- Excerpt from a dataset
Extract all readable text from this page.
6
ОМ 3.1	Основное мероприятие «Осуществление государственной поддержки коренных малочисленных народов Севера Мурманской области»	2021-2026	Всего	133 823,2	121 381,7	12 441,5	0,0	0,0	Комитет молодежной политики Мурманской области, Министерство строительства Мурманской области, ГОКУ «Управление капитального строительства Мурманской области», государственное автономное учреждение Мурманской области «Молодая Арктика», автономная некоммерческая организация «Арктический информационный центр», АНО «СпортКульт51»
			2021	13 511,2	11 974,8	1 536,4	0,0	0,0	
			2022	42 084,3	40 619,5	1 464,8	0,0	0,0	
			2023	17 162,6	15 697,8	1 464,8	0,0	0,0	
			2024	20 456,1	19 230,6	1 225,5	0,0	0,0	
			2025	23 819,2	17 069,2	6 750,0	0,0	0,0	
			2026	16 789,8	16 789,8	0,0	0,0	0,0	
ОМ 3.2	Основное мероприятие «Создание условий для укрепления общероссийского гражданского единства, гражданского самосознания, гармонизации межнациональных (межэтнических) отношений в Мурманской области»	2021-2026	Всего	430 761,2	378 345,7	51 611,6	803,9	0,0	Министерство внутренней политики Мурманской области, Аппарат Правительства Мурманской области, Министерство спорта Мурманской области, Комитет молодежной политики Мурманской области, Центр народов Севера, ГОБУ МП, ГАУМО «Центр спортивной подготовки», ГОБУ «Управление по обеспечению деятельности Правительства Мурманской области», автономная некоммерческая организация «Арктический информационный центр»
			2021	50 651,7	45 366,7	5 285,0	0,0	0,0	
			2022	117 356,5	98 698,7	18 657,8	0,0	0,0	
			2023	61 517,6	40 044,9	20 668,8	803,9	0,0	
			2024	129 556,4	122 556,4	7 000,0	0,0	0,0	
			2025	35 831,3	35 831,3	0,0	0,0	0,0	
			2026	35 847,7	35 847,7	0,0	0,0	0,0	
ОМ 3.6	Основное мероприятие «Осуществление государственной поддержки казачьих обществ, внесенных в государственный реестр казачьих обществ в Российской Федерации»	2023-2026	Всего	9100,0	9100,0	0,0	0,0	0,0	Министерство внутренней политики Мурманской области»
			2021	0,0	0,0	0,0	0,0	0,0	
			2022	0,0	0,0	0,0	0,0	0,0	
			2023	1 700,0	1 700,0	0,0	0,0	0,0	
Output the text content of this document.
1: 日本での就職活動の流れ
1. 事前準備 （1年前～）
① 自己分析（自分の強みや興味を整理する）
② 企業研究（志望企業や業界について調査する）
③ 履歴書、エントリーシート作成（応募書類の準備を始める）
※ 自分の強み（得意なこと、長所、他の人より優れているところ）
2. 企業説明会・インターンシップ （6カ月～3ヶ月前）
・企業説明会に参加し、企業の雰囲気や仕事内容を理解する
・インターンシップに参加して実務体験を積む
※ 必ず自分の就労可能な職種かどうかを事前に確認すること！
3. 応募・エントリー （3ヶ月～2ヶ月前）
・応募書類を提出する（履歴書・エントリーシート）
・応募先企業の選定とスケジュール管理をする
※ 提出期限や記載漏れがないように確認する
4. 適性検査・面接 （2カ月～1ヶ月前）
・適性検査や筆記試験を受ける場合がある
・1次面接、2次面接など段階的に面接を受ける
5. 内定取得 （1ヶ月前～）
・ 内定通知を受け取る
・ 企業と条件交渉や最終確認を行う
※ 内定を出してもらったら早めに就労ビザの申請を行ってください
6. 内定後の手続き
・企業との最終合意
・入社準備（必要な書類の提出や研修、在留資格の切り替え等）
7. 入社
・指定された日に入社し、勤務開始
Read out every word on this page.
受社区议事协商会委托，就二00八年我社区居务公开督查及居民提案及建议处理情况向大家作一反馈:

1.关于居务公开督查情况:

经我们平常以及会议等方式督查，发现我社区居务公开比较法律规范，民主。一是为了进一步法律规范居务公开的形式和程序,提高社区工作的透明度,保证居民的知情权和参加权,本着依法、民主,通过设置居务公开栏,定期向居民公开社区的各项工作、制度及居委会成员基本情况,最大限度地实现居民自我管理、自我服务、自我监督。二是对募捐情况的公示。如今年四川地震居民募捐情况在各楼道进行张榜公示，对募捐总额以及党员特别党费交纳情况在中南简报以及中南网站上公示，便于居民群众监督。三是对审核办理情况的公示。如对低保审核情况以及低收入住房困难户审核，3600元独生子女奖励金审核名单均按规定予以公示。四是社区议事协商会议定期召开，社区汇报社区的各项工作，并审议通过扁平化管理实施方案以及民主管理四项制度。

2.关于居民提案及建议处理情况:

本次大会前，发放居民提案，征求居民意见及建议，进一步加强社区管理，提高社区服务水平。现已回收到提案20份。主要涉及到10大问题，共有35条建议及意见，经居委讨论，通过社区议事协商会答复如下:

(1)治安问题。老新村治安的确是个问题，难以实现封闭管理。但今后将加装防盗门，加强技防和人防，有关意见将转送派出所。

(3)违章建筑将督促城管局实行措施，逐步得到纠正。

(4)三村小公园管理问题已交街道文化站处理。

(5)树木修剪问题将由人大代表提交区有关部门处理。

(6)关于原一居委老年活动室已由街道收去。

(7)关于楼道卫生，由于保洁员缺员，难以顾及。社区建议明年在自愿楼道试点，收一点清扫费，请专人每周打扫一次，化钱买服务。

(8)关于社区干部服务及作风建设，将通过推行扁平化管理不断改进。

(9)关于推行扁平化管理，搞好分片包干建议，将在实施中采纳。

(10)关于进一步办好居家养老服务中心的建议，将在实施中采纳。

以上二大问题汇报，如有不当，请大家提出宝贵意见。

- Work to do
Produce a verbatim transcription of the entries above.

- Written response
Extract all readable text from this page.
6
ОМ 3.1	Основное мероприятие «Осуществление государственной поддержки коренных малочисленных народов Севера Мурманской области»	2021-2026	Всего	133 823,2	121 381,7	12 441,5	0,0	0,0	Комитет молодежной политики Мурманской области, Министерство строительства Мурманской области, ГОКУ «Управление капитального строительства Мурманской области», государственное автономное учреждение Мурманской области «Молодая Арктика», автономная некоммерческая организация «Арктический информационный центр», АНО «СпортКульт51»
			2021	13 511,2	11 974,8	1 536,4	0,0	0,0	
			2022	42 084,3	40 619,5	1 464,8	0,0	0,0	
			2023	17 162,6	15 697,8	1 464,8	0,0	0,0	
			2024	20 456,1	19 230,6	1 225,5	0,0	0,0	
			2025	23 819,2	17 069,2	6 750,0	0,0	0,0	
			2026	16 789,8	16 789,8	0,0	0,0	0,0	
ОМ 3.2	Основное мероприятие «Создание условий для укрепления общероссийского гражданского единства, гражданского самосознания, гармонизации межнациональных (межэтнических) отношений в Мурманской области»	2021-2026	Всего	430 761,2	378 345,7	51 611,6	803,9	0,0	Министерство внутренней политики Мурманской области, Аппарат Правительства Мурманской области, Министерство спорта Мурманской области, Комитет молодежной политики Мурманской области, Центр народов Севера, ГОБУ МП, ГАУМО «Центр спортивной подготовки», ГОБУ «Управление по обеспечению деятельности Правительства Мурманской области», автономная некоммерческая организация «Арктический информационный центр»
			2021	50 651,7	45 366,7	5 285,0	0,0	0,0	
			2022	117 356,5	98 698,7	18 657,8	0,0	0,0	
			2023	61 517,6	40 044,9	20 668,8	803,9	0,0	
			2024	129 556,4	122 556,4	7 000,0	0,0	0,0	
			2025	35 831,3	35 831,3	0,0	0,0	0,0	
			2026	35 847,7	35 847,7	0,0	0,0	0,0	
ОМ 3.6	Основное мероприятие «Осуществление государственной поддержки казачьих обществ, внесенных в государственный реестр казачьих обществ в Российской Федерации»	2023-2026	Всего	9100,0	9100,0	0,0	0,0	0,0	Министерство внутренней политики Мурманской области»
			2021	0,0	0,0	0,0	0,0	0,0	
			2022	0,0	0,0	0,0	0,0	0,0	
			2023	1 700,0	1 700,0	0,0	0,0	0,0	
Output the text content of this document.
1: 日本での就職活動の流れ
1. 事前準備 （1年前～）
① 自己分析（自分の強みや興味を整理する）
② 企業研究（志望企業や業界について調査する）
③ 履歴書、エントリーシート作成（応募書類の準備を始める）
※ 自分の強み（得意なこと、長所、他の人より優れているところ）
2. 企業説明会・インターンシップ （6カ月～3ヶ月前）
・企業説明会に参加し、企業の雰囲気や仕事内容を理解する
・インターンシップに参加して実務体験を積む
※ 必ず自分の就労可能な職種かどうかを事前に確認すること！
3. 応募・エントリー （3ヶ月～2ヶ月前）
・応募書類を提出する（履歴書・エントリーシート）
・応募先企業の選定とスケジュール管理をする
※ 提出期限や記載漏れがないように確認する
4. 適性検査・面接 （2カ月～1ヶ月前）
・適性検査や筆記試験を受ける場合がある
・1次面接、2次面接など段階的に面接を受ける
5. 内定取得 （1ヶ月前～）
・ 内定通知を受け取る
・ 企業と条件交渉や最終確認を行う
※ 内定を出してもらったら早めに就労ビザの申請を行ってください
6. 内定後の手続き
・企業との最終合意
・入社準備（必要な書類の提出や研修、在留資格の切り替え等）
7. 入社
・指定された日に入社し、勤務開始
Read out every word on this page.
受社区议事协商会委托，就二00八年我社区居务公开督查及居民提案及建议处理情况向大家作一反馈:

1.关于居务公开督查情况:

经我们平常以及会议等方式督查，发现我社区居务公开比较法律规范，民主。一是为了进一步法律规范居务公开的形式和程序,提高社区工作的透明度,保证居民的知情权和参加权,本着依法、民主,通过设置居务公开栏,定期向居民公开社区的各项工作、制度及居委会成员基本情况,最大限度地实现居民自我管理、自我服务、自我监督。二是对募捐情况的公示。如今年四川地震居民募捐情况在各楼道进行张榜公示，对募捐总额以及党员特别党费交纳情况在中南简报以及中南网站上公示，便于居民群众监督。三是对审核办理情况的公示。如对低保审核情况以及低收入住房困难户审核，3600元独生子女奖励金审核名单均按规定予以公示。四是社区议事协商会议定期召开，社区汇报社区的各项工作，并审议通过扁平化管理实施方案以及民主管理四项制度。

2.关于居民提案及建议处理情况:

本次大会前，发放居民提案，征求居民意见及建议，进一步加强社区管理，提高社区服务水平。现已回收到提案20份。主要涉及到10大问题，共有35条建议及意见，经居委讨论，通过社区议事协商会答复如下:

(1)治安问题。老新村治安的确是个问题，难以实现封闭管理。但今后将加装防盗门，加强技防和人防，有关意见将转送派出所。

(3)违章建筑将督促城管局实行措施，逐步得到纠正。

(4)三村小公园管理问题已交街道文化站处理。

(5)树木修剪问题将由人大代表提交区有关部门处理。

(6)关于原一居委老年活动室已由街道收去。

(7)关于楼道卫生，由于保洁员缺员，难以顾及。社区建议明年在自愿楼道试点，收一点清扫费，请专人每周打扫一次，化钱买服务。

(8)关于社区干部服务及作风建设，将通过推行扁平化管理不断改进。

(9)关于推行扁平化管理，搞好分片包干建议，将在实施中采纳。

(10)关于进一步办好居家养老服务中心的建议，将在实施中采纳。

以上二大问题汇报，如有不当，请大家提出宝贵意见。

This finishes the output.